::: AVAILABLE DATA

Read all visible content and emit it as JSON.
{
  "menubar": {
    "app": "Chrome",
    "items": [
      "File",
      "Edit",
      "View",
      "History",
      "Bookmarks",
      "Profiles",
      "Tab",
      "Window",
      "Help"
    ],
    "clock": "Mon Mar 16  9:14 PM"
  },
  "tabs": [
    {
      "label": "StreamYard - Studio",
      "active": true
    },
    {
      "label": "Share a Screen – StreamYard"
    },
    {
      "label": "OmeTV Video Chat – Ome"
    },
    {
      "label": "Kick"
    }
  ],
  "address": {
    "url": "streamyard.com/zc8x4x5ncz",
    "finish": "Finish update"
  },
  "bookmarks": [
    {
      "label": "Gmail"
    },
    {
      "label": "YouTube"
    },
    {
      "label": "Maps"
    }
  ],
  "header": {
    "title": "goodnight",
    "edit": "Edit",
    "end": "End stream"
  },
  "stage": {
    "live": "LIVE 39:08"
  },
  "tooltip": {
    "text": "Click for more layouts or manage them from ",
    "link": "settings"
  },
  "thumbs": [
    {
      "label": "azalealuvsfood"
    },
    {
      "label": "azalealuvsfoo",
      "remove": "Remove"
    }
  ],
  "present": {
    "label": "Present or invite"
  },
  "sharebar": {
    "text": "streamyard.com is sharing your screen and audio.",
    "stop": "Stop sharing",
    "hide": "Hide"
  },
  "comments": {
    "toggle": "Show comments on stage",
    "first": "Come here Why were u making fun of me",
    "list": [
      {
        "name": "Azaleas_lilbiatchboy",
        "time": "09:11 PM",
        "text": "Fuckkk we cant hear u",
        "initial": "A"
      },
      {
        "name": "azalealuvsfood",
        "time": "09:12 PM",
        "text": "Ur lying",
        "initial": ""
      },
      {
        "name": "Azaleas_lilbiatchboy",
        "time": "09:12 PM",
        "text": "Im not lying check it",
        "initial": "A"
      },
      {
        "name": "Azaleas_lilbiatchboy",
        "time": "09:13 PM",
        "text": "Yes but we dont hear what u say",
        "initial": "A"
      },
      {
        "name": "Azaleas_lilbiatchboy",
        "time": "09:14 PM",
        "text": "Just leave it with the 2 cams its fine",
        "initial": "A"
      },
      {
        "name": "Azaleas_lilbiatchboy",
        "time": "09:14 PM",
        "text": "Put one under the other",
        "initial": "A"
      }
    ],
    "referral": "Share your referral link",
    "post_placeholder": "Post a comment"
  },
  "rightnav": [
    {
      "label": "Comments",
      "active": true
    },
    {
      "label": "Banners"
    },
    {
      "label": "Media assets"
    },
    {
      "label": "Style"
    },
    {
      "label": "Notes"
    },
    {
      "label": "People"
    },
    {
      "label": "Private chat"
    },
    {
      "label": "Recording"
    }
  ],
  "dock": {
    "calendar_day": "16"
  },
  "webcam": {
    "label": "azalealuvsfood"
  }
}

::::::

▶ [EXERCISE PROMPT] Output the whole listing above again, word for word.

▶ [TASK RESPONSE]
Read all visible content and emit it as JSON.
{
  "menubar": {
    "app": "Chrome",
    "items": [
      "File",
      "Edit",
      "View",
      "History",
      "Bookmarks",
      "Profiles",
      "Tab",
      "Window",
      "Help"
    ],
    "clock": "Mon Mar 16  9:14 PM"
  },
  "tabs": [
    {
      "label": "StreamYard - Studio",
      "active": true
    },
    {
      "label": "Share a Screen – StreamYard"
    },
    {
      "label": "OmeTV Video Chat – Ome"
    },
    {
      "label": "Kick"
    }
  ],
  "address": {
    "url": "streamyard.com/zc8x4x5ncz",
    "finish": "Finish update"
  },
  "bookmarks": [
    {
      "label": "Gmail"
    },
    {
      "label": "YouTube"
    },
    {
      "label": "Maps"
    }
  ],
  "header": {
    "title": "goodnight",
    "edit": "Edit",
    "end": "End stream"
  },
  "stage": {
    "live": "LIVE 39:08"
  },
  "tooltip": {
    "text": "Click for more layouts or manage them from ",
    "link": "settings"
  },
  "thumbs": [
    {
      "label": "azalealuvsfood"
    },
    {
      "label": "azalealuvsfoo",
      "remove": "Remove"
    }
  ],
  "present": {
    "label": "Present or invite"
  },
  "sharebar": {
    "text": "streamyard.com is sharing your screen and audio.",
    "stop": "Stop sharing",
    "hide": "Hide"
  },
  "comments": {
    "toggle": "Show comments on stage",
    "first": "Come here Why were u making fun of me",
    "list": [
      {
        "name": "Azaleas_lilbiatchboy",
        "time": "09:11 PM",
        "text": "Fuckkk we cant hear u",
        "initial": "A"
      },
      {
        "name": "azalealuvsfood",
        "time": "09:12 PM",
        "text": "Ur lying",
        "initial": ""
      },
      {
        "name": "Azaleas_lilbiatchboy",
        "time": "09:12 PM",
        "text": "Im not lying check it",
        "initial": "A"
      },
      {
        "name": "Azaleas_lilbiatchboy",
        "time": "09:13 PM",
        "text": "Yes but we dont hear what u say",
        "initial": "A"
      },
      {
        "name": "Azaleas_lilbiatchboy",
        "time": "09:14 PM",
        "text": "Just leave it with the 2 cams its fine",
        "initial": "A"
      },
      {
        "name": "Azaleas_lilbiatchboy",
        "time": "09:14 PM",
        "text": "Put one under the other",
        "initial": "A"
      }
    ],
    "referral": "Share your referral link",
    "post_placeholder": "Post a comment"
  },
  "rightnav": [
    {
      "label": "Comments",
      "active": true
    },
    {
      "label": "Banners"
    },
    {
      "label": "Media assets"
    },
    {
      "label": "Style"
    },
    {
      "label": "Notes"
    },
    {
      "label": "People"
    },
    {
      "label": "Private chat"
    },
    {
      "label": "Recording"
    }
  ],
  "dock": {
    "calendar_day": "16"
  },
  "webcam": {
    "label": "azalealuvsfood"
  }
}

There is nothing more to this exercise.